Instruksi Tugas:
Tulislah kelanjutan teks tentang pemikiran ekonomi Abu Yusuf, dimulai tepat setelah kalimat terakhirnya.

Teks Dokumen:
══════════════════════════════

Kamis, 16 April 2015

Pemikiran Ekonomi Abu Yusuf


Pemikiran Ekonomi Abu Yusuf

  A. Biografi Ringkas
Nama lengkap beliau adalah Ya’qub ibn Ibrahim ibn Sa’ad ibn Husain Al-Anshori. Ia lahir di Kufaah pada tahun 113 H (731 M) dan meninggal dunia di Baghdad pada tahun 182 H (798 M).[1] Beliau merupakan tokoh pemikir islam yang hidup di akhir-akhir masa dinasti Bani Umayah hingga masa Bani Abasyiah. Adapun karya-karya beliau yang merespon beberapa gejala dan problematika masyarakat yang berkenaan dengan tatanan kehidupan sosial dan agama adalah kitab al-Athar, kitab Ikhtilāf Abī Hanīfah wa Ibni Abī Laila, kitab al-Radd ‘ala Siyar al-Auza’i, kitab Adabu al-Qadly, kitab al-Maharij fi al-Haili dan kitab al-Kharāj.[2]


 Beliau dilahirkan dari keluarga miskin disebuah desa kecil di Baghdad, Irak. Sewaktu kecil beliau sudah harus ikut bekerja bersama orang tuanya. Ayahnya menyuruh untuk bekerja sebagai pembersih pakaian yang sudah lusuh agar terlihat rapi kembali, tetapi kecintaannya pada ilmu membuat beliau sering absen untuk tidak bekerja. Beberapa kali ayah Abu Yusuf harus menyeret beliau untuk keluar mesjid agar tetap bekerja, karena keluarga mereka yang memiliki banyak anak dan saudara membutuhkan sesuatu untuk makan. Entahlah, Abu Yusuf tetap pada pendiriannya, setiap kali ayahnya pulang setelah menyeret beliau keluar mesjid dan menyuruh bekerja membersihkan pakaian, dia kembali lagi ke mesjid mengikuti pelajaran yang disampaikan oleh Abu Hanifah. [3]    

Setelah menikah, Abu Yusuf semakin rajin mendatangi halaqah keilmuan yang diisi oleh Abu Hanifah, seorang ulama pendiri mazhab Hanafi, mazhab fiqih tertua dalam Islam sebelum mazhab Maliki, mazhab Syafi’i, mazhab Hanbali maupun mazhab lain.

══════════════════════════════

Catatan yang Disediakan:
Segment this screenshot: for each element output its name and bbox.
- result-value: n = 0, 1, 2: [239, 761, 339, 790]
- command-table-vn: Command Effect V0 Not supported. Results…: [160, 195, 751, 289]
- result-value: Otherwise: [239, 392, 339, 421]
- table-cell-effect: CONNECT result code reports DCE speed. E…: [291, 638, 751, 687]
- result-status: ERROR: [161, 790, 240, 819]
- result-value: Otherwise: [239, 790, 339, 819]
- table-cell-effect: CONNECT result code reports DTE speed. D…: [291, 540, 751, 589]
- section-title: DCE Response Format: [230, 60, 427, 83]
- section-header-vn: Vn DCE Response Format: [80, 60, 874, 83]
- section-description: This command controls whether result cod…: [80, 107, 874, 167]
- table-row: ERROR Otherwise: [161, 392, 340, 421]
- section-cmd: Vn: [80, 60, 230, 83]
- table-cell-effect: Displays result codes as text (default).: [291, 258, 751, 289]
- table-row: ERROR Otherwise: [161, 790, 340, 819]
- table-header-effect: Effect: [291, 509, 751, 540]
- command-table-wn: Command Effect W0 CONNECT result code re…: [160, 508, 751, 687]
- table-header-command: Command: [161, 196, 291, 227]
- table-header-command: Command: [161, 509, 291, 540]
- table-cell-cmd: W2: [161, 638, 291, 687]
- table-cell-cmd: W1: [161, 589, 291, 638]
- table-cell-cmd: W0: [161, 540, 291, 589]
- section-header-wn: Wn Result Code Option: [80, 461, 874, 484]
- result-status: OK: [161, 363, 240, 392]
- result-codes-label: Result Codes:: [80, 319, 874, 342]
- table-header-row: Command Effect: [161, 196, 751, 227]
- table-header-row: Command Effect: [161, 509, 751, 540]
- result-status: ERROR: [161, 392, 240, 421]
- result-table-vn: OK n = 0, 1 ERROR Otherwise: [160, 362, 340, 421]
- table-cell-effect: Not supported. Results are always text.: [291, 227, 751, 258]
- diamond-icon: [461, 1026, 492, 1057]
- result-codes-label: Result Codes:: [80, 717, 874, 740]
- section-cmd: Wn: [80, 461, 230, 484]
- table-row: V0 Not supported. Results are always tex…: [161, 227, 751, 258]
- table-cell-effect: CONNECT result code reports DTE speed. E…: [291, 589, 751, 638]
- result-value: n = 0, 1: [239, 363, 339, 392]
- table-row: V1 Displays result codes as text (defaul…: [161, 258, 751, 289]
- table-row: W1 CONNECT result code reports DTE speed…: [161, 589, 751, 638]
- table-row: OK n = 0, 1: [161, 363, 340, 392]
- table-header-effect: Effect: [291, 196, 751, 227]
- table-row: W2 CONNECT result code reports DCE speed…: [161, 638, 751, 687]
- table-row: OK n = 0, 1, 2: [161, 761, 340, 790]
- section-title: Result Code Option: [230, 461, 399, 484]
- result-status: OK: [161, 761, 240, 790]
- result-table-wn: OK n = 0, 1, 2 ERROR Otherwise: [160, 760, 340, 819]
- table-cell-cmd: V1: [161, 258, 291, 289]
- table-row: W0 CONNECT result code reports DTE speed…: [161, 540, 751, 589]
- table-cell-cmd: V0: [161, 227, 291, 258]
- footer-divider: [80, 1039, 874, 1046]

══════════════════════════════

Jawaban Tugas:
Hingga pernah suatu kejadian, ketika Abu Yusuf pulang pada malah hari dan seharian belum makan, dia meminta kepada istrinya untuk dibuatkan makan malam dan istrinya dengan rasa hormat ke dapur dan membawa nampan yang ditutupi oleh kain. Ketika Abu Yusuf dengan perasaan bahagia membuka kain yang ada di atas nampan piring itu, dia begitu kaget : “ Hah.... Buku.!?”. “Ya.... suamiku, itulah yang kau hasilkan dari kerjamu di siang hari, maka makanlah buku itu pada malam hari,” jawab istrinya. Abu Yusuf bersabar atas perlakuan istrinya, beliau tahu diri dan tidur dalam kelaparan.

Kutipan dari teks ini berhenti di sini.